### GIVEN TASK
Wherever the word "house" appears in a line, extract that line.

### INPUT
================================

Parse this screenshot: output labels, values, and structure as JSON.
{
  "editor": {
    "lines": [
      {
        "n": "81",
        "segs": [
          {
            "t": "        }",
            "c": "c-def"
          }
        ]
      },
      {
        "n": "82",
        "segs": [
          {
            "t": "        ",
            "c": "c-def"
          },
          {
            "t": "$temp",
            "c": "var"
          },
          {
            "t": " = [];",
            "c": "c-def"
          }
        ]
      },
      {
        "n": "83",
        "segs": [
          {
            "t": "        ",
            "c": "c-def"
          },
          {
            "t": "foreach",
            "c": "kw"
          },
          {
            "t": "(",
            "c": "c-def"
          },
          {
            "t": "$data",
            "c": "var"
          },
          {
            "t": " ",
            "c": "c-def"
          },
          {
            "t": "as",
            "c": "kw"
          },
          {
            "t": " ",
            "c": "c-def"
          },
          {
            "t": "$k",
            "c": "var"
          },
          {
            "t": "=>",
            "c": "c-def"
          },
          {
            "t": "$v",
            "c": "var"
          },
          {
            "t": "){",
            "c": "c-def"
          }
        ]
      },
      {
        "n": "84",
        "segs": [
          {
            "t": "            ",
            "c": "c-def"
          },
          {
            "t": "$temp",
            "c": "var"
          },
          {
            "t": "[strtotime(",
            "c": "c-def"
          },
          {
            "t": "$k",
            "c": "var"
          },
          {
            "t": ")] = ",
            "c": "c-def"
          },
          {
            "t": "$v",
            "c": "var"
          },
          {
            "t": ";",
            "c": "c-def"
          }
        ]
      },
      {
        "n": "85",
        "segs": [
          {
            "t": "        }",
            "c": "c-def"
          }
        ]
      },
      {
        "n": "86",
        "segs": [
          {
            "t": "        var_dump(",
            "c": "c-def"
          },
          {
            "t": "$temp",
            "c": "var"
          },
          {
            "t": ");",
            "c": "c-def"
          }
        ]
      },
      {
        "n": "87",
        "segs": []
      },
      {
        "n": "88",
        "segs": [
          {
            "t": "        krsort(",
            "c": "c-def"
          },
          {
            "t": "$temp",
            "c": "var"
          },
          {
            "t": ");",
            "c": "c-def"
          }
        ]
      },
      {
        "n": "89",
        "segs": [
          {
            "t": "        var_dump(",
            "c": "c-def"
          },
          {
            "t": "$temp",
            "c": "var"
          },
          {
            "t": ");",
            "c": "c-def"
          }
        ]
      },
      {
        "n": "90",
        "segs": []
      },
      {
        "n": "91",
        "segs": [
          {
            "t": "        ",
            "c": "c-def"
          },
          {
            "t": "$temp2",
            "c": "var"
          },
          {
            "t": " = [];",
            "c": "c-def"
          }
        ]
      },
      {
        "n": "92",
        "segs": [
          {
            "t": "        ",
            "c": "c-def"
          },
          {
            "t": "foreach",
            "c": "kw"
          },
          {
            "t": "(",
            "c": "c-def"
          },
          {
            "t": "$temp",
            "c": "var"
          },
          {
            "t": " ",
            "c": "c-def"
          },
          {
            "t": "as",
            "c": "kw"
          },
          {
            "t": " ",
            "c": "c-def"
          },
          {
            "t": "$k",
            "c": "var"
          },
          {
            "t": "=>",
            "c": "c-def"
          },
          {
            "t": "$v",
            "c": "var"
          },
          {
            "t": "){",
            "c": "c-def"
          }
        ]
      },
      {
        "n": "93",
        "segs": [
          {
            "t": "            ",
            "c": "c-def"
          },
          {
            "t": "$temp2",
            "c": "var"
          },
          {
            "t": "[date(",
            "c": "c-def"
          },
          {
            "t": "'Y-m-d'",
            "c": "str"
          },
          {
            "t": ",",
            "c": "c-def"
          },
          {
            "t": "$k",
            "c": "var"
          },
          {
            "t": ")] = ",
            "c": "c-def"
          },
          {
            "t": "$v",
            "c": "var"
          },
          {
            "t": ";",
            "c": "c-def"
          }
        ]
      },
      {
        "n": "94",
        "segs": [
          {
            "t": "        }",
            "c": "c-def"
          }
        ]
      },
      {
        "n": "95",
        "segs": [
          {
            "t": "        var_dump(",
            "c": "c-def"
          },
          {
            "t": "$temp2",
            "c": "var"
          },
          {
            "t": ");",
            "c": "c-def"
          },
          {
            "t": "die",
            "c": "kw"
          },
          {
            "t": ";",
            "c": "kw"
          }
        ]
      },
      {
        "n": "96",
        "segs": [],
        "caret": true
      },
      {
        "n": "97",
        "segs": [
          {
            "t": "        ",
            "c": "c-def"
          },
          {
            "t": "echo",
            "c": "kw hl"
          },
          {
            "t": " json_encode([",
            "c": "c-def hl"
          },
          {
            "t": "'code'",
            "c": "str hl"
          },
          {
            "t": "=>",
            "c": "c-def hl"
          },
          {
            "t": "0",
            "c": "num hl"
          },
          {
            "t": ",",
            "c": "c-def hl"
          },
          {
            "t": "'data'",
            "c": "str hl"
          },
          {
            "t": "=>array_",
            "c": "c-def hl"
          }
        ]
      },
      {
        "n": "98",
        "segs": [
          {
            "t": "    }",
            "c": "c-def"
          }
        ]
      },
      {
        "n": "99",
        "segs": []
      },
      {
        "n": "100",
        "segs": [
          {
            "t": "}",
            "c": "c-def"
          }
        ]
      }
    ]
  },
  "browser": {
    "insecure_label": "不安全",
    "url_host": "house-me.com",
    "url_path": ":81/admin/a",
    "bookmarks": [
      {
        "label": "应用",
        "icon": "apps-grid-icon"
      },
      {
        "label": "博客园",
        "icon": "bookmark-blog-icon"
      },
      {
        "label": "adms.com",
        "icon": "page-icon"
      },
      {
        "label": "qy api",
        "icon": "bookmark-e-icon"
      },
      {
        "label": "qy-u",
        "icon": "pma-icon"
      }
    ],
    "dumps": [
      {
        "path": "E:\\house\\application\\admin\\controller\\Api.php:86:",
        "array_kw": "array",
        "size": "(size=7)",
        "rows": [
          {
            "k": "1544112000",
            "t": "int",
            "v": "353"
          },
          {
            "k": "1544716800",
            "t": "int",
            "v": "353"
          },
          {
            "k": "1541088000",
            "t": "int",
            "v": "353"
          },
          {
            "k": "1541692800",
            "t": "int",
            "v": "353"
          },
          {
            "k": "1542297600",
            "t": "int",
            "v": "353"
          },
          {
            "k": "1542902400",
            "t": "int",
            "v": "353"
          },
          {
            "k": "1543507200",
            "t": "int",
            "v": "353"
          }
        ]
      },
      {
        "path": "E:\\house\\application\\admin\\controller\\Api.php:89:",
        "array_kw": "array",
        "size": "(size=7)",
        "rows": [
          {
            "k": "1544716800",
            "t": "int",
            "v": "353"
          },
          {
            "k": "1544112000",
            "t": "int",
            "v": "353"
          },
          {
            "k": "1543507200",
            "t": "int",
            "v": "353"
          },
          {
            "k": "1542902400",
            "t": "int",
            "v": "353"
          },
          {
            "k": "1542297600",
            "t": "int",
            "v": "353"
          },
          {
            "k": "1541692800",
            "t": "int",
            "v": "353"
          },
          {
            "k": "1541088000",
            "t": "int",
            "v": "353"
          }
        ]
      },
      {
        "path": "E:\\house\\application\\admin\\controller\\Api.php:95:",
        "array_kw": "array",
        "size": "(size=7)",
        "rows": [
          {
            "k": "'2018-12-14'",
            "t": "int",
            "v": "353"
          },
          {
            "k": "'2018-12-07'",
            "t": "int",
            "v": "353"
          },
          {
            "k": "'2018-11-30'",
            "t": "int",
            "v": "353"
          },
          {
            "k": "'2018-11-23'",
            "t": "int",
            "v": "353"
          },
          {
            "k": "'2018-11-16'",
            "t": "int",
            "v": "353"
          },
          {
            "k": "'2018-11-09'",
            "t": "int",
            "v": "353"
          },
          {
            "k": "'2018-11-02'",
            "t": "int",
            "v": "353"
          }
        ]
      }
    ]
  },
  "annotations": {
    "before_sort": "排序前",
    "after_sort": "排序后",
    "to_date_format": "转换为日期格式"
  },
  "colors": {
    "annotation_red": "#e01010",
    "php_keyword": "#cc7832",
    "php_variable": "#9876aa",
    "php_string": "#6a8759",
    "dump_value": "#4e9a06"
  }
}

================================

### FULL OUTPUT
    "url_host": "house-me.com",
        "path": "E:\\house\\application\\admin\\controller\\Api.php:86:",
        "path": "E:\\house\\application\\admin\\controller\\Api.php:89:",
        "path": "E:\\house\\application\\admin\\controller\\Api.php:95:",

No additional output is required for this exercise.